• [ACTIVITY]
Wherever a line below holds the word "bien", copy that line.

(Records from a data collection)
- - - - -
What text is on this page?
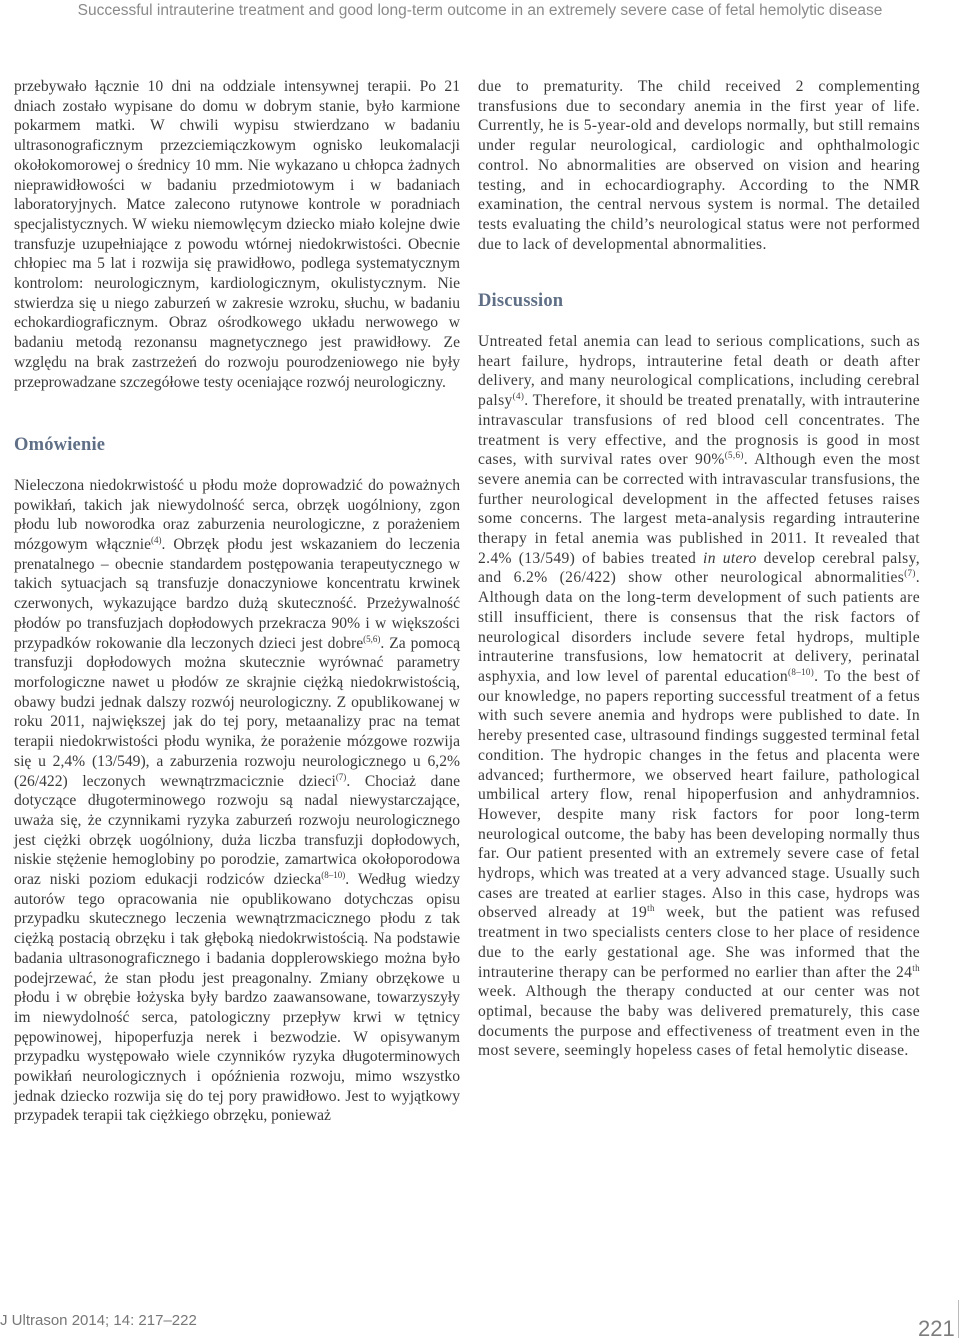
Successful intrauterine treatment and good long-term outcome in an extremely severe case of fetal hemolytic disease

przebywało łącznie 10 dni na oddziale intensywnej terapii. Po 21 dniach zostało wypisane do domu w dobrym stanie, było karmione pokarmem matki. W chwili wypisu stwierdzano w badaniu ultrasonograficznym przezciemiączkowym ognisko leukomalacji okołokomorowej o średnicy 10 mm. Nie wykazano u chłopca żadnych nieprawidłowości w badaniu przedmiotowym i w badaniach laboratoryjnych. Matce zalecono rutynowe kontrole w poradniach specjalistycznych. W wieku niemowlęcym dziecko miało kolejne dwie transfuzje uzupełniające z powodu wtórnej niedokrwistości. Obecnie chłopiec ma 5 lat i rozwija się prawidłowo, podlega systematycznym kontrolom: neurologicznym, kardiologicznym, okulistycznym. Nie stwierdza się u niego zaburzeń w zakresie wzroku, słuchu, w badaniu echokardiograficznym. Obraz ośrodkowego układu nerwowego w badaniu metodą rezonansu magnetycznego jest prawidłowy. Ze względu na brak zastrzeżeń do rozwoju pourodzeniowego nie były przeprowadzane szczegółowe testy oceniające rozwój neurologiczny.

Omówienie

Nieleczona niedokrwistość u płodu może doprowadzić do poważnych powikłań, takich jak niewydolność serca, obrzęk uogólniony, zgon płodu lub noworodka oraz zaburzenia neurologiczne, z porażeniem mózgowym włącznie$^{(4)}$. Obrzęk płodu jest wskazaniem do leczenia prenatalnego – obecnie standardem postępowania terapeutycznego w takich sytuacjach są transfuzje donaczyniowe koncentratu krwinek czerwonych, wykazujące bardzo dużą skuteczność. Przeżywalność płodów po transfuzjach dopłodowych przekracza 90% i w większości przypadków rokowanie dla leczonych dzieci jest dobre$^{(5,6)}$. Za pomocą transfuzji dopłodowych można skutecznie wyrównać parametry morfologiczne nawet u płodów ze skrajnie ciężką niedokrwistością, obawy budzi jednak dalszy rozwój neurologiczny. Z opublikowanej w roku 2011, największej jak do tej pory, metaanalizy prac na temat terapii niedokrwistości płodu wynika, że porażenie mózgowe rozwija się u 2,4% (13/549), a zaburzenia rozwoju neurologicznego u 6,2% (26/422) leczonych wewnątrzmacicznie dzieci$^{(7)}$. Chociaż dane dotyczące długoterminowego rozwoju są nadal niewystarczające, uważa się, że czynnikami ryzyka zaburzeń rozwoju neurologicznego jest ciężki obrzęk uogólniony, duża liczba transfuzji dopłodowych, niskie stężenie hemoglobiny po porodzie, zamartwica okołoporodowa oraz niski poziom edukacji rodziców dziecka$^{(8-10)}$. Według wiedzy autorów tego opracowania nie opublikowano dotychczas opisu przypadku skutecznego leczenia wewnątrzmacicznego płodu z tak ciężką postacią obrzęku i tak głęboką niedokrwistością. Na podstawie badania ultrasonograficznego i badania dopplerowskiego można było podejrzewać, że stan płodu jest preagonalny. Zmiany obrzękowe u płodu i w obrębie łożyska były bardzo zaawansowane, towarzyszyły im niewydolność serca, patologiczny przepływ krwi w tętnicy pępowinowej, hipoperfuzja nerek i bezwodzie. W opisywanym przypadku występowało wiele czynników ryzyka długoterminowych powikłań neurologicznych i opóźnienia rozwoju, mimo wszystko jednak dziecko rozwija się do tej pory prawidłowo. Jest to wyjątkowy przypadek terapii tak ciężkiego obrzęku, ponieważ

due to prematurity. The child received 2 complementing transfusions due to secondary anemia in the first year of life. Currently, he is 5-year-old and develops normally, but still remains under regular neurological, cardiologic and ophthalmologic control. No abnormalities are observed on vision and hearing testing, and in echocardiography. According to the NMR examination, the central nervous system is normal. The detailed tests evaluating the child’s neurological status were not performed due to lack of developmental abnormalities.

Discussion

Untreated fetal anemia can lead to serious complications, such as heart failure, hydrops, intrauterine fetal death or death after delivery, and many neurological complications, including cerebral palsy$^{(4)}$. Therefore, it should be treated prenatally, with intrauterine intravascular transfusions of red blood cell concentrates. The treatment is very effective, and the prognosis is good in most cases, with survival rates over 90%$^{(5,6)}$. Although even the most severe anemia can be corrected with intravascular transfusions, the further neurological development in the affected fetuses raises some concerns. The largest meta-analysis regarding intrauterine therapy in fetal anemia was published in 2011. It revealed that 2.4% (13/549) of babies treated in utero develop cerebral palsy, and 6.2% (26/422) show other neurological abnormalities$^{(7)}$. Although data on the long-term development of such patients are still insufficient, there is consensus that the risk factors of neurological disorders include severe fetal hydrops, multiple intrauterine transfusions, low hematocrit at delivery, perinatal asphyxia, and low level of parental education$^{(8-10)}$. To the best of our knowledge, no papers reporting successful treatment of a fetus with such severe anemia and hydrops were published to date. In hereby presented case, ultrasound findings suggested terminal fetal condition. The hydropic changes in the fetus and placenta were advanced; furthermore, we observed heart failure, pathological umbilical artery flow, renal hipoperfusion and anhydramnios. However, despite many risk factors for poor long-term neurological outcome, the baby has been developing normally thus far. Our patient presented with an extremely severe case of fetal hydrops, which was treated at a very advanced stage. Usually such cases are treated at earlier stages. Also in this case, hydrops was observed already at 19th week, but the patient was refused treatment in two specialists centers close to her place of residence due to the early gestational age. She was informed that the intrauterine therapy can be performed no earlier than after the 24th week. Although the therapy conducted at our center was not optimal, because the baby was delivered prematurely, this case documents the purpose and effectiveness of treatment even in the most severe, seemingly hopeless cases of fetal hemolytic disease.

J Ultrason 2014; 14: 217–222	221
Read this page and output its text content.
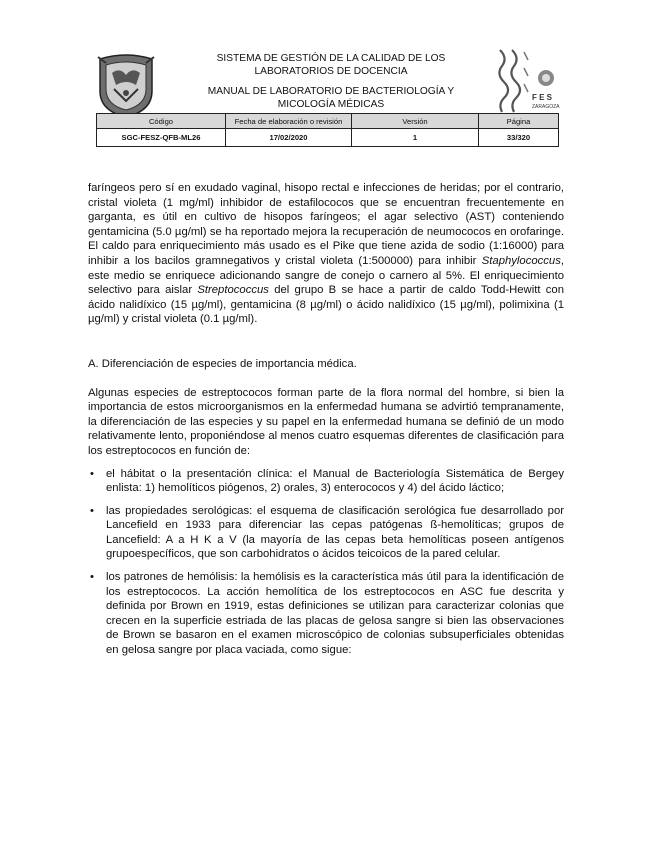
SISTEMA DE GESTIÓN DE LA CALIDAD DE LOS

LABORATORIOS DE DOCENCIA

MANUAL DE LABORATORIO DE BACTERIOLOGÍA Y

MICOLOGÍA MÉDICAS

F E S
ZARAGOZA
Código	Fecha de elaboración o revisión	Versión	Página
SGC-FESZ-QFB-ML26	17/02/2020	1	33/320

faríngeos pero sí en exudado vaginal, hisopo rectal e infecciones de heridas; por el contrario, cristal violeta (1 mg/ml) inhibidor de estafilococos que se encuentran frecuentemente en garganta, es útil en cultivo de hisopos faríngeos; el agar selectivo (AST) conteniendo gentamicina (5.0 µg/ml) se ha reportado mejora la recuperación de neumococos en orofaringe. El caldo para enriquecimiento más usado es el Pike que tiene azida de sodio (1:16000) para inhibir a los bacilos gramnegativos y cristal violeta (1:500000) para inhibir Staphylococcus, este medio se enriquece adicionando sangre de conejo o carnero al 5%. El enriquecimiento selectivo para aislar Streptococcus del grupo B se hace a partir de caldo Todd-Hewitt con ácido nalidíxico (15 µg/ml), gentamicina (8 µg/ml) o ácido nalidíxico (15 µg/ml), polimixina (1 µg/ml) y cristal violeta (0.1 µg/ml).

A. Diferenciación de especies de importancia médica.

Algunas especies de estreptococos forman parte de la flora normal del hombre, si bien la importancia de estos microorganismos en la enfermedad humana se advirtió tempranamente, la diferenciación de las especies y su papel en la enfermedad humana se definió de un modo relativamente lento, proponiéndose al menos cuatro esquemas diferentes de clasificación para los estreptococos en función de:

• el hábitat o la presentación clínica: el Manual de Bacteriología Sistemática de Bergey enlista: 1) hemolíticos piógenos, 2) orales, 3) enterococos y 4) del ácido láctico;
• las propiedades serológicas: el esquema de clasificación serológica fue desarrollado por Lancefield en 1933 para diferenciar las cepas patógenas ß-hemolíticas; grupos de Lancefield: A a H K a V (la mayoría de las cepas beta hemolíticas poseen antígenos grupoespecíficos, que son carbohidratos o ácidos teicoicos de la pared celular.
• los patrones de hemólisis: la hemólisis es la característica más útil para la identificación de los estreptococos. La acción hemolítica de los estreptococos en ASC fue descrita y definida por Brown en 1919, estas definiciones se utilizan para caracterizar colonias que crecen en la superficie estriada de las placas de gelosa sangre si bien las observaciones de Brown se basaron en el examen microscópico de colonias subsuperficiales obtenidas en gelosa sangre por placa vaciada, como sigue:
- - - - -
• [WRITTEN RESPONSE]
Algunas especies de estreptococos forman parte de la flora normal del hombre, si bien la importancia de estos microorganismos en la enfermedad humana se advirtió tempranamente, la diferenciación de las especies y su papel en la enfermedad humana se definió de un modo relativamente lento, proponiéndose al menos cuatro esquemas diferentes de clasificación para los estreptococos en función de:
• los patrones de hemólisis: la hemólisis es la característica más útil para la identificación de los estreptococos. La acción hemolítica de los estreptococos en ASC fue descrita y definida por Brown en 1919, estas definiciones se utilizan para caracterizar colonias que crecen en la superficie estriada de las placas de gelosa sangre si bien las observaciones de Brown se basaron en el examen microscópico de colonias subsuperficiales obtenidas en gelosa sangre por placa vaciada, como sigue:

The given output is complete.